■ RAW RECORDS ■
* BEGIN *

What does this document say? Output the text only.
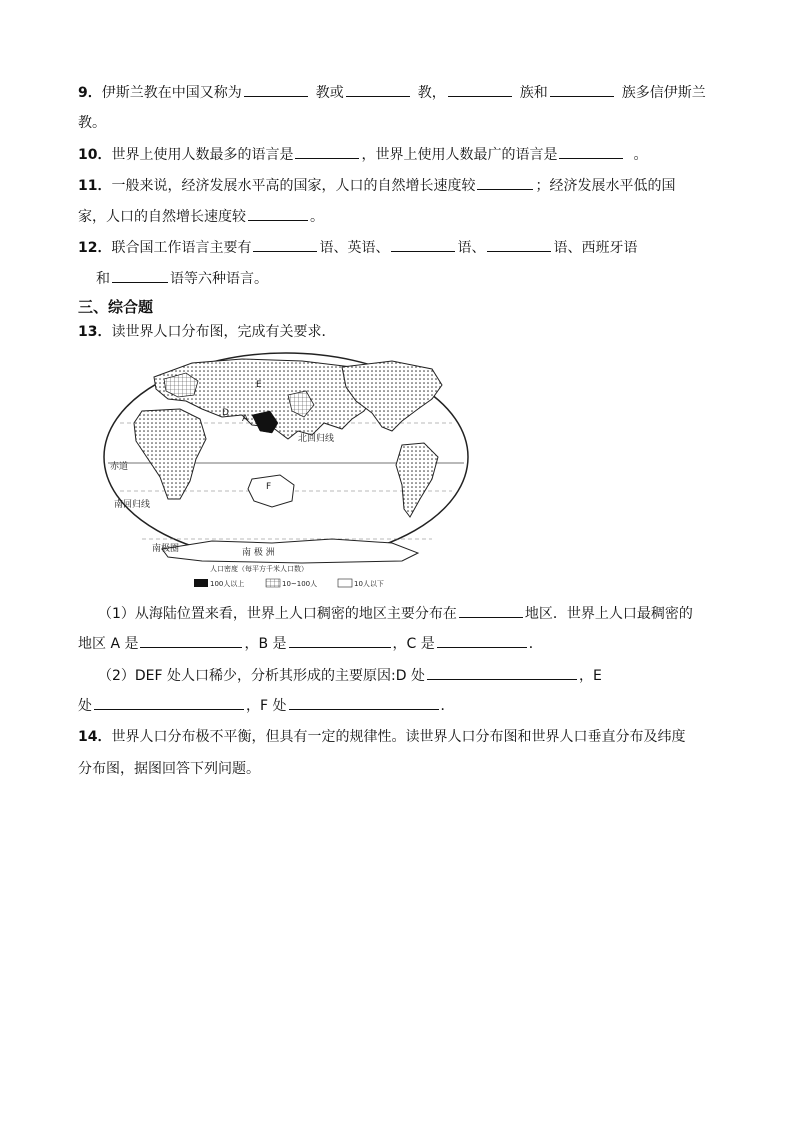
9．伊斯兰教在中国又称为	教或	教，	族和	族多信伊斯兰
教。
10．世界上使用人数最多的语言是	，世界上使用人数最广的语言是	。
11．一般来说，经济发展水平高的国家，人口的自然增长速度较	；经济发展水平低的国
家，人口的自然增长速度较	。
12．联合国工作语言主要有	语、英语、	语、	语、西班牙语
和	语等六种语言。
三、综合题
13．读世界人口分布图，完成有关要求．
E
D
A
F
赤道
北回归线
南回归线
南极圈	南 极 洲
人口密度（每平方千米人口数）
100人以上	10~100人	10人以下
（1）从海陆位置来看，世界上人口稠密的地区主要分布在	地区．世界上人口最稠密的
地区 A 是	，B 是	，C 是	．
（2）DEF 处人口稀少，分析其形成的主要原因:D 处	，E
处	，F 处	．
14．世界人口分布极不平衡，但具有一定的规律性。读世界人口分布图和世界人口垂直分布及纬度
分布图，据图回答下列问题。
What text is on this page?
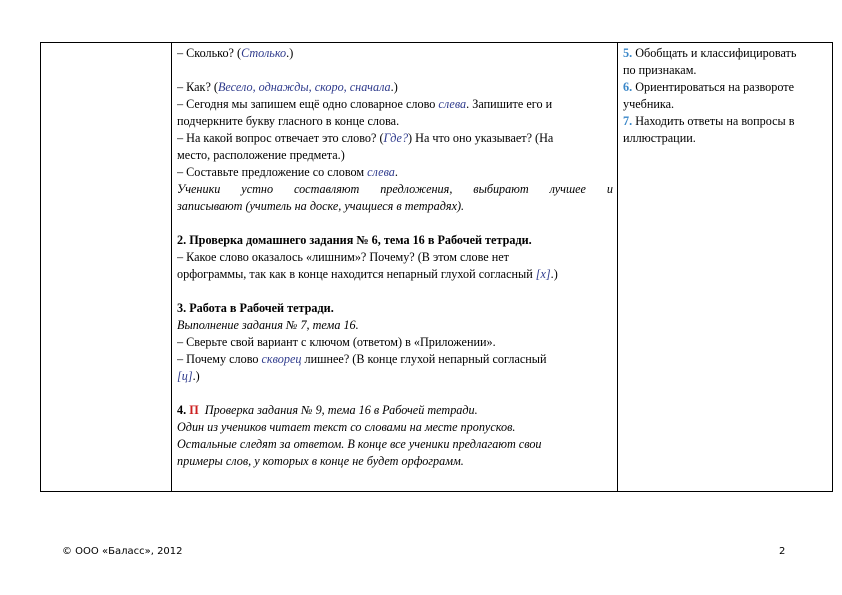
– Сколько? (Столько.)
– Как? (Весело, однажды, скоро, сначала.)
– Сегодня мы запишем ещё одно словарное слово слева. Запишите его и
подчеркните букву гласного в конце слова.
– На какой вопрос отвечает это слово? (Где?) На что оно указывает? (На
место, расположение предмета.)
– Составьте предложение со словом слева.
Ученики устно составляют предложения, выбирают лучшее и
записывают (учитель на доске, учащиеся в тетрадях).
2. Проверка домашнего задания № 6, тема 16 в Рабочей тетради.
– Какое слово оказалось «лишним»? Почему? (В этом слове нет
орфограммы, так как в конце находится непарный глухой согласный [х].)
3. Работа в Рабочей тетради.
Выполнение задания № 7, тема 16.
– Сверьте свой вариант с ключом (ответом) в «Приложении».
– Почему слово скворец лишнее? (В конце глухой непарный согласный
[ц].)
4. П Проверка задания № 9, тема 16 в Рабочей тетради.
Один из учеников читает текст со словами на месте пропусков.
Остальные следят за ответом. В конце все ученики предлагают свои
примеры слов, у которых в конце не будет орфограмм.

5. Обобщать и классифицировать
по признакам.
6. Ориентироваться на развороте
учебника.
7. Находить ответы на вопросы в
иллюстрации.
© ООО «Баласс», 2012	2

* END *

From the data above, pick out each line containing "Почему" and copy it.

– Какое слово оказалось «лишним»? Почему? (В этом слове нет
– Почему слово скворец лишнее? (В конце глухой непарный согласный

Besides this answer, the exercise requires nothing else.